## Stored records
==================================================

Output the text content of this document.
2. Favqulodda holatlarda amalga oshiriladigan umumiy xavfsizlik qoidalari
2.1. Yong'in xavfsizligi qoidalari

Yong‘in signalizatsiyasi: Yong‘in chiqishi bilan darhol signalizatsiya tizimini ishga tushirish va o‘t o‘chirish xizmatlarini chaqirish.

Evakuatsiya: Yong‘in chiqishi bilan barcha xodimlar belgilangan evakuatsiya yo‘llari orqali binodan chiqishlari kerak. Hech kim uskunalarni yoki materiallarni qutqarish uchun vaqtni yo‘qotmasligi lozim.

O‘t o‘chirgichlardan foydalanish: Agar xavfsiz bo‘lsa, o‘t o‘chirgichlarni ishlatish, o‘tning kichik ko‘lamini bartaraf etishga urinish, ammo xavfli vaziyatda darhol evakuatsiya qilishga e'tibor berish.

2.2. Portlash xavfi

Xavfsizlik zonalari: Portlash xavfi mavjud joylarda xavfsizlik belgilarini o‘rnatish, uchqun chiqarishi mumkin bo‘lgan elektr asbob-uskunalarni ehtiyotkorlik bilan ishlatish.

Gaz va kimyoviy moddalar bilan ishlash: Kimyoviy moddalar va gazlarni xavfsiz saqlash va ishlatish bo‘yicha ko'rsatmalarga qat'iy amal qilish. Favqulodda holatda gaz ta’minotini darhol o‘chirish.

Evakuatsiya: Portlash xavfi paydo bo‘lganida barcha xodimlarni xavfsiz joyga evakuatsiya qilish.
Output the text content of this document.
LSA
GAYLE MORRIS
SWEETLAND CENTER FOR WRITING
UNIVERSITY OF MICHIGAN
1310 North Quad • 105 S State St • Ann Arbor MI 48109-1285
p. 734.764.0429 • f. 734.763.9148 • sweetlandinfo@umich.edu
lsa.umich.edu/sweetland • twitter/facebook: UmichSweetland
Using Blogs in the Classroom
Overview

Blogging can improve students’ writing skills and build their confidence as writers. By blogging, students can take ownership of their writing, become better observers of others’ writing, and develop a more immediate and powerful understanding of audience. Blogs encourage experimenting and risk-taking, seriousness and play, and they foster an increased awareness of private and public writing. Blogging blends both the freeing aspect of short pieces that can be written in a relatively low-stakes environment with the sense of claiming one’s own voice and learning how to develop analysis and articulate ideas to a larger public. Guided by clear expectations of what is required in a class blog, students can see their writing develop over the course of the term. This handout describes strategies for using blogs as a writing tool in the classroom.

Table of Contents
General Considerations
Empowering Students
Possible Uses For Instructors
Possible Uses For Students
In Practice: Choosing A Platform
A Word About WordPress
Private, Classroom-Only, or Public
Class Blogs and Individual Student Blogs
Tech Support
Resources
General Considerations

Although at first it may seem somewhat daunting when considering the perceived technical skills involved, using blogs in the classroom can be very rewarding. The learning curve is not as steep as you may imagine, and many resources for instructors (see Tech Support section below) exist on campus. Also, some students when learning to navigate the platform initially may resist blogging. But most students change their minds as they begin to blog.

==================================================

## Task brief
Set down all of the entries exactly, please.

## Output below
Output the text content of this document.
2. Favqulodda holatlarda amalga oshiriladigan umumiy xavfsizlik qoidalari
2.1. Yong'in xavfsizligi qoidalari

Yong‘in signalizatsiyasi: Yong‘in chiqishi bilan darhol signalizatsiya tizimini ishga tushirish va o‘t o‘chirish xizmatlarini chaqirish.

Evakuatsiya: Yong‘in chiqishi bilan barcha xodimlar belgilangan evakuatsiya yo‘llari orqali binodan chiqishlari kerak. Hech kim uskunalarni yoki materiallarni qutqarish uchun vaqtni yo‘qotmasligi lozim.

O‘t o‘chirgichlardan foydalanish: Agar xavfsiz bo‘lsa, o‘t o‘chirgichlarni ishlatish, o‘tning kichik ko‘lamini bartaraf etishga urinish, ammo xavfli vaziyatda darhol evakuatsiya qilishga e'tibor berish.

2.2. Portlash xavfi

Xavfsizlik zonalari: Portlash xavfi mavjud joylarda xavfsizlik belgilarini o‘rnatish, uchqun chiqarishi mumkin bo‘lgan elektr asbob-uskunalarni ehtiyotkorlik bilan ishlatish.

Gaz va kimyoviy moddalar bilan ishlash: Kimyoviy moddalar va gazlarni xavfsiz saqlash va ishlatish bo‘yicha ko'rsatmalarga qat'iy amal qilish. Favqulodda holatda gaz ta’minotini darhol o‘chirish.

Evakuatsiya: Portlash xavfi paydo bo‘lganida barcha xodimlarni xavfsiz joyga evakuatsiya qilish.
Output the text content of this document.
LSA
GAYLE MORRIS
SWEETLAND CENTER FOR WRITING
UNIVERSITY OF MICHIGAN
1310 North Quad • 105 S State St • Ann Arbor MI 48109-1285
p. 734.764.0429 • f. 734.763.9148 • sweetlandinfo@umich.edu
lsa.umich.edu/sweetland • twitter/facebook: UmichSweetland
Using Blogs in the Classroom
Overview

Blogging can improve students’ writing skills and build their confidence as writers. By blogging, students can take ownership of their writing, become better observers of others’ writing, and develop a more immediate and powerful understanding of audience. Blogs encourage experimenting and risk-taking, seriousness and play, and they foster an increased awareness of private and public writing. Blogging blends both the freeing aspect of short pieces that can be written in a relatively low-stakes environment with the sense of claiming one’s own voice and learning how to develop analysis and articulate ideas to a larger public. Guided by clear expectations of what is required in a class blog, students can see their writing develop over the course of the term. This handout describes strategies for using blogs as a writing tool in the classroom.

Table of Contents
General Considerations
Empowering Students
Possible Uses For Instructors
Possible Uses For Students
In Practice: Choosing A Platform
A Word About WordPress
Private, Classroom-Only, or Public
Class Blogs and Individual Student Blogs
Tech Support
Resources
General Considerations

Although at first it may seem somewhat daunting when considering the perceived technical skills involved, using blogs in the classroom can be very rewarding. The learning curve is not as steep as you may imagine, and many resources for instructors (see Tech Support section below) exist on campus. Also, some students when learning to navigate the platform initially may resist blogging. But most students change their minds as they begin to blog.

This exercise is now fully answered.